=== WHAT YOU HAVE TO DO ===
Write every line of the material out exactly as shown.
*****
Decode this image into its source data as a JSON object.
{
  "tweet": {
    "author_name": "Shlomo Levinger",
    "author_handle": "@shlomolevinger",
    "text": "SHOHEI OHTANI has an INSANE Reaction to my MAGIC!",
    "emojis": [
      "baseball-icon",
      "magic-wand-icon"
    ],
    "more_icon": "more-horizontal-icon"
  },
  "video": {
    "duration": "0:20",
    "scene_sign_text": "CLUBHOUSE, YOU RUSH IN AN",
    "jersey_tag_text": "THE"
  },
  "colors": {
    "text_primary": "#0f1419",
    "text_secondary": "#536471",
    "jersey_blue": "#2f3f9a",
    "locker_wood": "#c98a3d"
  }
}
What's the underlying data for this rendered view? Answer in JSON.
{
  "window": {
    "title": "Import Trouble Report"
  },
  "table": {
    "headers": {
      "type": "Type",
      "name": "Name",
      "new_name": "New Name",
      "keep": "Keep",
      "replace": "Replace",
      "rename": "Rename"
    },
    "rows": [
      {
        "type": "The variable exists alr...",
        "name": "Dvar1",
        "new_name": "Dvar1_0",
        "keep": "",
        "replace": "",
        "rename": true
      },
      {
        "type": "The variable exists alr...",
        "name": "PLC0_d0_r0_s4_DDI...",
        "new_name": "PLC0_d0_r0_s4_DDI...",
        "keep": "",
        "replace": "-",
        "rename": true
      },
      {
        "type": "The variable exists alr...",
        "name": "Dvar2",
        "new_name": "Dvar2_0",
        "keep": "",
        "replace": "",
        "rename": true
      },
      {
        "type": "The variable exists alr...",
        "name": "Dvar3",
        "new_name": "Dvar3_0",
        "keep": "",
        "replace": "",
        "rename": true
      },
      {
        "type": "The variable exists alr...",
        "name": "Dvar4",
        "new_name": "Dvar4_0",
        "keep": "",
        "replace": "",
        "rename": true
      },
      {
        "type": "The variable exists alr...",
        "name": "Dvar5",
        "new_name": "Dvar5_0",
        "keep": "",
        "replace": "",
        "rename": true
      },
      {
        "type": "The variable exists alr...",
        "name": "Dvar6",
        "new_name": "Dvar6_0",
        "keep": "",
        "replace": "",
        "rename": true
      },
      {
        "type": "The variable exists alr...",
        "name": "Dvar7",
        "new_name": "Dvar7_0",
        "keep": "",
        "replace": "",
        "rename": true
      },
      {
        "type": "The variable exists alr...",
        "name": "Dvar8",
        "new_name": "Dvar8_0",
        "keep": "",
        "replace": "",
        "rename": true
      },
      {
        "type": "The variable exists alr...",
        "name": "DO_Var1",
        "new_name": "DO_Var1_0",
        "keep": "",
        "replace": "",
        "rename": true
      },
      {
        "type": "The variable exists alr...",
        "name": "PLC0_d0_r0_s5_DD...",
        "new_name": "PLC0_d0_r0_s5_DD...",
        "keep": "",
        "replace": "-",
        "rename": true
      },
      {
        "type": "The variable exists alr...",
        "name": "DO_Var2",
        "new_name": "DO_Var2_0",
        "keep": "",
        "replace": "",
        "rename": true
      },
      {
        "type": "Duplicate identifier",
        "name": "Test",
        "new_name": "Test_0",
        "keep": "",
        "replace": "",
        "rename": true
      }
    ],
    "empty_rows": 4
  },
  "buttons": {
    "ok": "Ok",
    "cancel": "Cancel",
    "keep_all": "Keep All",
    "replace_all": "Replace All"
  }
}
*****
=== FINAL ANSWER ===
Decode this image into its source data as a JSON object.
{
  "tweet": {
    "author_name": "Shlomo Levinger",
    "author_handle": "@shlomolevinger",
    "text": "SHOHEI OHTANI has an INSANE Reaction to my MAGIC!",
    "emojis": [
      "baseball-icon",
      "magic-wand-icon"
    ],
    "more_icon": "more-horizontal-icon"
  },
  "video": {
    "duration": "0:20",
    "scene_sign_text": "CLUBHOUSE, YOU RUSH IN AN",
    "jersey_tag_text": "THE"
  },
  "colors": {
    "text_primary": "#0f1419",
    "text_secondary": "#536471",
    "jersey_blue": "#2f3f9a",
    "locker_wood": "#c98a3d"
  }
}
What's the underlying data for this rendered view? Answer in JSON.
{
  "window": {
    "title": "Import Trouble Report"
  },
  "table": {
    "headers": {
      "type": "Type",
      "name": "Name",
      "new_name": "New Name",
      "keep": "Keep",
      "replace": "Replace",
      "rename": "Rename"
    },
    "rows": [
      {
        "type": "The variable exists alr...",
        "name": "Dvar1",
        "new_name": "Dvar1_0",
        "keep": "",
        "replace": "",
        "rename": true
      },
      {
        "type": "The variable exists alr...",
        "name": "PLC0_d0_r0_s4_DDI...",
        "new_name": "PLC0_d0_r0_s4_DDI...",
        "keep": "",
        "replace": "-",
        "rename": true
      },
      {
        "type": "The variable exists alr...",
        "name": "Dvar2",
        "new_name": "Dvar2_0",
        "keep": "",
        "replace": "",
        "rename": true
      },
      {
        "type": "The variable exists alr...",
        "name": "Dvar3",
        "new_name": "Dvar3_0",
        "keep": "",
        "replace": "",
        "rename": true
      },
      {
        "type": "The variable exists alr...",
        "name": "Dvar4",
        "new_name": "Dvar4_0",
        "keep": "",
        "replace": "",
        "rename": true
      },
      {
        "type": "The variable exists alr...",
        "name": "Dvar5",
        "new_name": "Dvar5_0",
        "keep": "",
        "replace": "",
        "rename": true
      },
      {
        "type": "The variable exists alr...",
        "name": "Dvar6",
        "new_name": "Dvar6_0",
        "keep": "",
        "replace": "",
        "rename": true
      },
      {
        "type": "The variable exists alr...",
        "name": "Dvar7",
        "new_name": "Dvar7_0",
        "keep": "",
        "replace": "",
        "rename": true
      },
      {
        "type": "The variable exists alr...",
        "name": "Dvar8",
        "new_name": "Dvar8_0",
        "keep": "",
        "replace": "",
        "rename": true
      },
      {
        "type": "The variable exists alr...",
        "name": "DO_Var1",
        "new_name": "DO_Var1_0",
        "keep": "",
        "replace": "",
        "rename": true
      },
      {
        "type": "The variable exists alr...",
        "name": "PLC0_d0_r0_s5_DD...",
        "new_name": "PLC0_d0_r0_s5_DD...",
        "keep": "",
        "replace": "-",
        "rename": true
      },
      {
        "type": "The variable exists alr...",
        "name": "DO_Var2",
        "new_name": "DO_Var2_0",
        "keep": "",
        "replace": "",
        "rename": true
      },
      {
        "type": "Duplicate identifier",
        "name": "Test",
        "new_name": "Test_0",
        "keep": "",
        "replace": "",
        "rename": true
      }
    ],
    "empty_rows": 4
  },
  "buttons": {
    "ok": "Ok",
    "cancel": "Cancel",
    "keep_all": "Keep All",
    "replace_all": "Replace All"
  }
}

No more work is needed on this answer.